*Stated exercise*.
Without including the pictures, copy out every line below.

*Source material*.
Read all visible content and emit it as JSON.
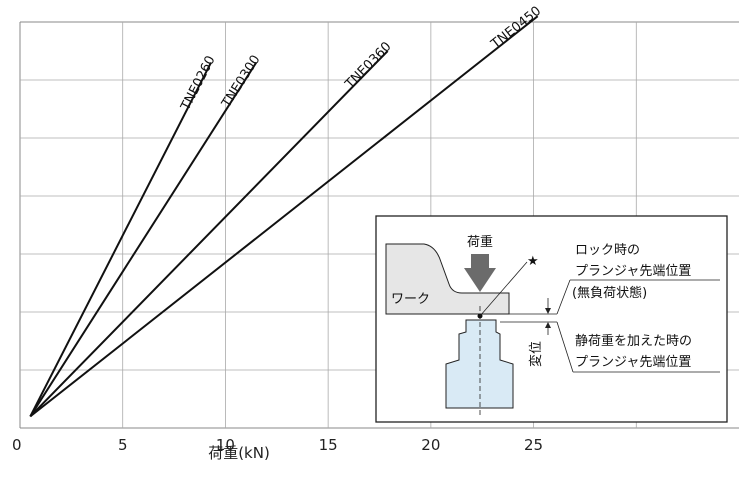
{
  "chart_data": {
    "type": "line",
    "xlabel": "荷重(kN)",
    "ylabel": "",
    "xlim": [
      0,
      35
    ],
    "ylim": [
      0,
      0.7
    ],
    "xticks": [
      "0",
      "5",
      "10",
      "15",
      "20",
      "25"
    ],
    "yticks": [],
    "grid": true,
    "series": [
      {
        "name": "TNE0260",
        "x": [
          0.5,
          9.3
        ],
        "y": [
          0.02,
          0.63
        ]
      },
      {
        "name": "TNE0300",
        "x": [
          0.5,
          11.5
        ],
        "y": [
          0.02,
          0.63
        ]
      },
      {
        "name": "TNE0360",
        "x": [
          0.5,
          17.9
        ],
        "y": [
          0.02,
          0.65
        ]
      },
      {
        "name": "TNE0450",
        "x": [
          0.5,
          25.2
        ],
        "y": [
          0.02,
          0.71
        ]
      }
    ]
  },
  "inset": {
    "load_label": "荷重",
    "work_label": "ワーク",
    "star": "★",
    "lock_label_1": "ロック時の",
    "lock_label_2": "プランジャ先端位置",
    "lock_label_3": "(無負荷状態)",
    "static_label_1": "静荷重を加えた時の",
    "static_label_2": "プランジャ先端位置",
    "displacement_label": "変位",
    "colors": {
      "arrow": "#6b6b6b",
      "work": "#e6e6e6",
      "plunger": "#d9eaf5"
    }
  }
}
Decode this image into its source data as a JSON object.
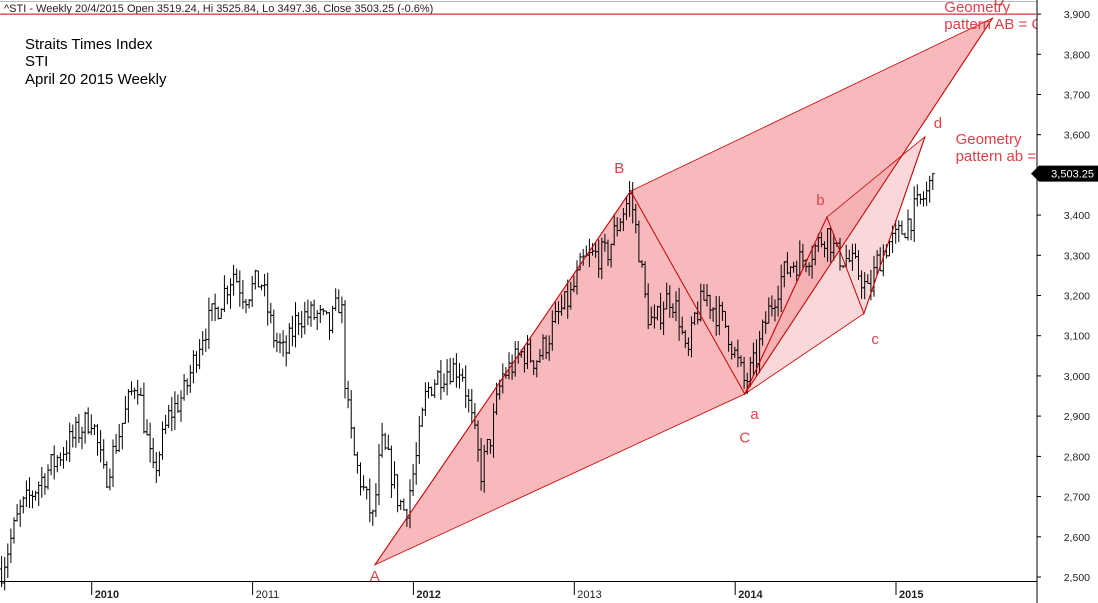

*Exercise output*.
Read all visible content and emit it as JSON.
{
  "chart_data": {
    "type": "line",
    "xlabel": "荷重(kN)",
    "ylabel": "",
    "xlim": [
      0,
      35
    ],
    "ylim": [
      0,
      0.7
    ],
    "xticks": [
      "0",
      "5",
      "10",
      "15",
      "20",
      "25"
    ],
    "yticks": [],
    "grid": true,
    "series": [
      {
        "name": "TNE0260",
        "x": [
          0.5,
          9.3
        ],
        "y": [
          0.02,
          0.63
        ]
      },
      {
        "name": "TNE0300",
        "x": [
          0.5,
          11.5
        ],
        "y": [
          0.02,
          0.63
        ]
      },
      {
        "name": "TNE0360",
        "x": [
          0.5,
          17.9
        ],
        "y": [
          0.02,
          0.65
        ]
      },
      {
        "name": "TNE0450",
        "x": [
          0.5,
          25.2
        ],
        "y": [
          0.02,
          0.71
        ]
      }
    ]
  },
  "inset": {
    "load_label": "荷重",
    "work_label": "ワーク",
    "star": "★",
    "lock_label_1": "ロック時の",
    "lock_label_2": "プランジャ先端位置",
    "lock_label_3": "(無負荷状態)",
    "static_label_1": "静荷重を加えた時の",
    "static_label_2": "プランジャ先端位置",
    "displacement_label": "変位",
    "colors": {
      "arrow": "#6b6b6b",
      "work": "#e6e6e6",
      "plunger": "#d9eaf5"
    }
  }
}
Decode this image into its source data as a JSON object.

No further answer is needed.